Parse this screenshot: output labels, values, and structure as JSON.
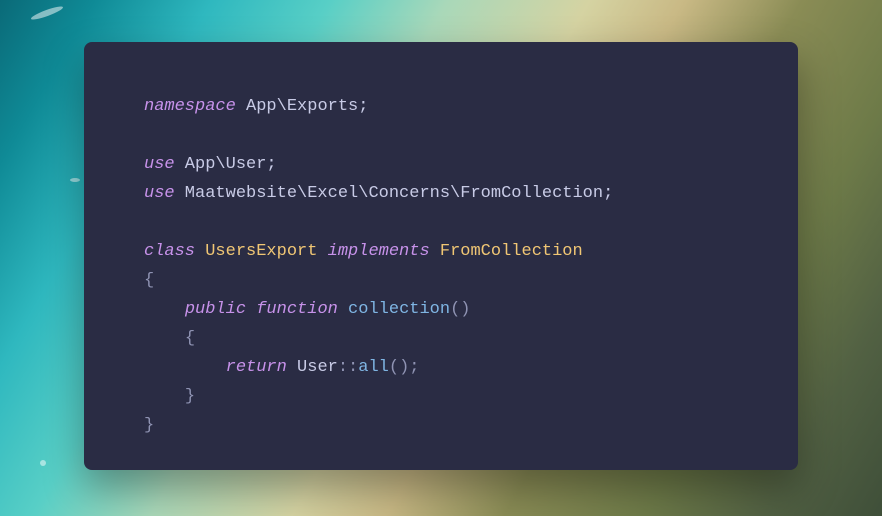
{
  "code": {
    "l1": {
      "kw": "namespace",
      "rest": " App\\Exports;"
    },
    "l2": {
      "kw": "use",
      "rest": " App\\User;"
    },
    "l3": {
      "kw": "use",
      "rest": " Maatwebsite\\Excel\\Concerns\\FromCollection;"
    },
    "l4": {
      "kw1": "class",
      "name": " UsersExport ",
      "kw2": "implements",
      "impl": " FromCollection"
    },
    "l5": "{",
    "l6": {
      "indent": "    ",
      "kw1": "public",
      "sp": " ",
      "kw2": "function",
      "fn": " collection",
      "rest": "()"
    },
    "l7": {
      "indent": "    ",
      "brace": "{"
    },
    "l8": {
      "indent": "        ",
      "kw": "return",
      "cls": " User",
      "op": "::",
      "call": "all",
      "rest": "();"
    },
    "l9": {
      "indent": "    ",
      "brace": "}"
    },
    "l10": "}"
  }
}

________________

Task statement => Restate the data above exactly, stripping out each image.

Task response =>
Parse this screenshot: output labels, values, and structure as JSON.
{
  "code": {
    "l1": {
      "kw": "namespace",
      "rest": " App\\Exports;"
    },
    "l2": {
      "kw": "use",
      "rest": " App\\User;"
    },
    "l3": {
      "kw": "use",
      "rest": " Maatwebsite\\Excel\\Concerns\\FromCollection;"
    },
    "l4": {
      "kw1": "class",
      "name": " UsersExport ",
      "kw2": "implements",
      "impl": " FromCollection"
    },
    "l5": "{",
    "l6": {
      "indent": "    ",
      "kw1": "public",
      "sp": " ",
      "kw2": "function",
      "fn": " collection",
      "rest": "()"
    },
    "l7": {
      "indent": "    ",
      "brace": "{"
    },
    "l8": {
      "indent": "        ",
      "kw": "return",
      "cls": " User",
      "op": "::",
      "call": "all",
      "rest": "();"
    },
    "l9": {
      "indent": "    ",
      "brace": "}"
    },
    "l10": "}"
  }
}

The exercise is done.